**Text extract:**
And mostly, you know, I have not been changing my field dramatically, right?
You know, I started writing papers when I was a kid 20 years ago or 30 years ago, whatever it is,
in the areas of field theory and gravity and cosmology.
But within those areas, I moved around a little bit.
These days, I'm doing the opposite of what everyone else does is that as I get older,
I move around more.
So rather than sort of falling into a certain comfortable,
zone where I just do kind of the same thing and try to be the world's expert at that. I'm trying
to work on things that I've never worked on before, which anyone will tell you is a little bit
tough. It's fun, right? It's exciting. You learn new things. I feel like a student a little bit,
and that's always interesting and exciting, but also fraught with danger because you can you can
say stupid things because you're not an expert. You know, I don't have an advisor telling me what is right
and what's wrong about these. I do at least have friends who know a lot about these things,
So that's good.
So I'm hoping, I think that the story of 2018 for me, if I had, you know, one thing that was the big news in my life that year was starting the podcast.
The big news 2019 was writing the book, something deeply hidden.
And I think the big news of 2020 is going to be some science results.
That's my ambition.
Anyway, that's my fingers crossed for exactly that.
Ask me, again, a year from now when we do our 2020 holiday message.
So the big thing that I did was write this book, something deeply hidden, quantum worlds and the emergence of space time.
So I thought that in the brief holiday message here, I would just dig in a little bit to the story behind that.
I know that there's a lot of people out there who are asking me not only about quantum mechanics, but about how do you write a book?
What is the process of that?
How do you get it published?
Should you write a book?
Things like that.
So maybe I can just take this opportunity to say some.
things about that. You know, I think the book itself, again, was pretty good. You know,
no one who has ever written a book thinks it's perfect by any stretch of the imagination.

**Dataset section:**
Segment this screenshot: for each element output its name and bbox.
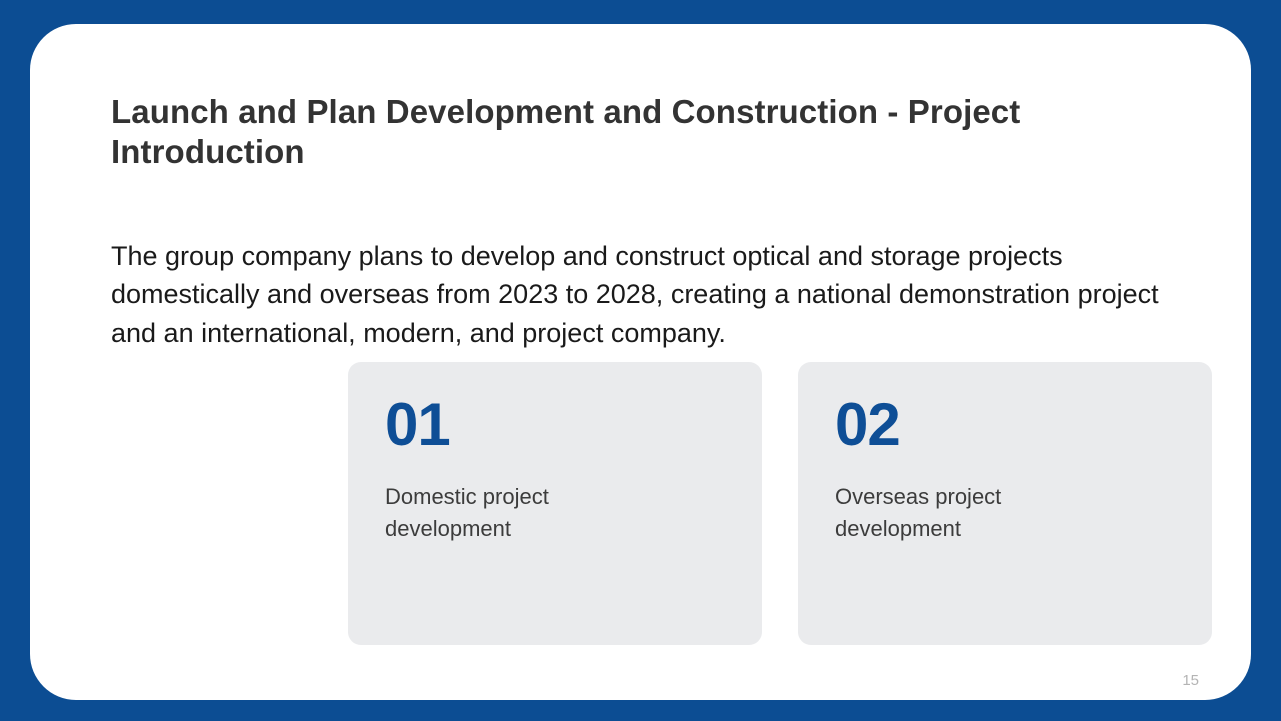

**Exercise 1:** In the holiday message transcript, condense the passage that runs from "So I'm hoping, I think that the story of 2018" to "a year from now when we do our 2020 holiday message." into a short bulleted list that keeps its main facts.
**Exercise 2:** Carry on the holiday message transcript from its final sentence, in the same conversational voice.

**Reply 1:**
- 2018: the big news was starting the podcast.
- 2019: the big news was writing the book *Something Deeply Hidden*.
- 2020: the speaker hopes the big news will be science results.
- The speaker invites listeners to ask again in a year, at the 2020 holiday message.

**Reply 2:**
For those of you who've read it, you know, the first third of the book, roughly, is an intro
to quantum mechanics. The second third is a deep dive into issues around many worlds as
an interpretation and also some of its alternatives. And then the third third, the final third,
is speculations about the emergence of space time
and the role of quantum gravity
and how many worlds might help us with that.
So probably that last third is the least satisfying,
but it was almost inevitably going to be
the least satisfying because it's not finished, right?
I mean, this is just the difference
between writing about things we understand
and things we don't.
Even though not everyone agrees
that many worlds is the correct theory,
nor should they,
it's certainly true that we've thought about
the theory quite a bit, and we have a lot of knowledge, and the basic idea of what the theory says
is crystal clear. There's still a lot of questions to be answered about connecting many worlds
to the real world, and so there's still open research there. People like myself and others are
still doing, but it's easy to explain at the popular book level what the issues are, what we've
said, what the theory says. Whereas for quantum gravity in immersion space time, the approach that I'm
advocating where you take a quantum mechanics first approach, starting in Hilbert space,
not quantizing some pre-existing classical theory and seeing what happens, this is especially new
and understudied approach that even though I can say what we want to do and I can give some hints
as to how it would come about, it's much less settled and mature than the other areas. So I thought
it was important to put that in the book to give and to let people know, to give them the impression
that all this discussion about the foundations of quantum mechanics
is not just musty old history.
It's relevant to the physics that is going on right now.
But at the same time, it's not quite as satisfying a conclusion, right?
You know, it's like, stay tuned for more stuff going on.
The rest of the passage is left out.